Goal of the exercise — Print the complete set of entries exactly.

━━━

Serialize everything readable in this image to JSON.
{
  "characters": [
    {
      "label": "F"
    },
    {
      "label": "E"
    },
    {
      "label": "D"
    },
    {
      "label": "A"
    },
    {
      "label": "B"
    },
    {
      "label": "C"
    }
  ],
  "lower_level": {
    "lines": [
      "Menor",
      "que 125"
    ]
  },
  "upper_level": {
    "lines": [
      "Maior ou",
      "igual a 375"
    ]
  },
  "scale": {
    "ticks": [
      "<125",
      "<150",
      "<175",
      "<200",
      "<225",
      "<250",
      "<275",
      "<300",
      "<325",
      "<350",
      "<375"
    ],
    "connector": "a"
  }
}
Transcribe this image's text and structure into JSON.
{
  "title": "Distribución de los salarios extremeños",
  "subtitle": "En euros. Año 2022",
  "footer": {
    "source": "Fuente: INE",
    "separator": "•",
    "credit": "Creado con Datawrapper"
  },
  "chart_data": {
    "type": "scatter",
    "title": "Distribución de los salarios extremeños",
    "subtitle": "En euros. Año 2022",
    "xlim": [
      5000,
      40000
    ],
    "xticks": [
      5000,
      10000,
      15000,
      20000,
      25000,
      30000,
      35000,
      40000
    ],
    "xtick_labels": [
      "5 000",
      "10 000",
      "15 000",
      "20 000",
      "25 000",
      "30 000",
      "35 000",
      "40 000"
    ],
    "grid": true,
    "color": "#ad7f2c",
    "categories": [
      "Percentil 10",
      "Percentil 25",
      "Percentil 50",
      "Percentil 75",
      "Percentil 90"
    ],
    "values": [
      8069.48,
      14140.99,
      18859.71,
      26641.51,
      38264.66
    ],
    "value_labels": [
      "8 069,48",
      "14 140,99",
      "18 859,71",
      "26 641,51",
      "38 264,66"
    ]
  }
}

━━━

Exercise response —
Serialize everything readable in this image to JSON.
{
  "characters": [
    {
      "label": "F"
    },
    {
      "label": "E"
    },
    {
      "label": "D"
    },
    {
      "label": "A"
    },
    {
      "label": "B"
    },
    {
      "label": "C"
    }
  ],
  "lower_level": {
    "lines": [
      "Menor",
      "que 125"
    ]
  },
  "upper_level": {
    "lines": [
      "Maior ou",
      "igual a 375"
    ]
  },
  "scale": {
    "ticks": [
      "<125",
      "<150",
      "<175",
      "<200",
      "<225",
      "<250",
      "<275",
      "<300",
      "<325",
      "<350",
      "<375"
    ],
    "connector": "a"
  }
}
Transcribe this image's text and structure into JSON.
{
  "title": "Distribución de los salarios extremeños",
  "subtitle": "En euros. Año 2022",
  "footer": {
    "source": "Fuente: INE",
    "separator": "•",
    "credit": "Creado con Datawrapper"
  },
  "chart_data": {
    "type": "scatter",
    "title": "Distribución de los salarios extremeños",
    "subtitle": "En euros. Año 2022",
    "xlim": [
      5000,
      40000
    ],
    "xticks": [
      5000,
      10000,
      15000,
      20000,
      25000,
      30000,
      35000,
      40000
    ],
    "xtick_labels": [
      "5 000",
      "10 000",
      "15 000",
      "20 000",
      "25 000",
      "30 000",
      "35 000",
      "40 000"
    ],
    "grid": true,
    "color": "#ad7f2c",
    "categories": [
      "Percentil 10",
      "Percentil 25",
      "Percentil 50",
      "Percentil 75",
      "Percentil 90"
    ],
    "values": [
      8069.48,
      14140.99,
      18859.71,
      26641.51,
      38264.66
    ],
    "value_labels": [
      "8 069,48",
      "14 140,99",
      "18 859,71",
      "26 641,51",
      "38 264,66"
    ]
  }
}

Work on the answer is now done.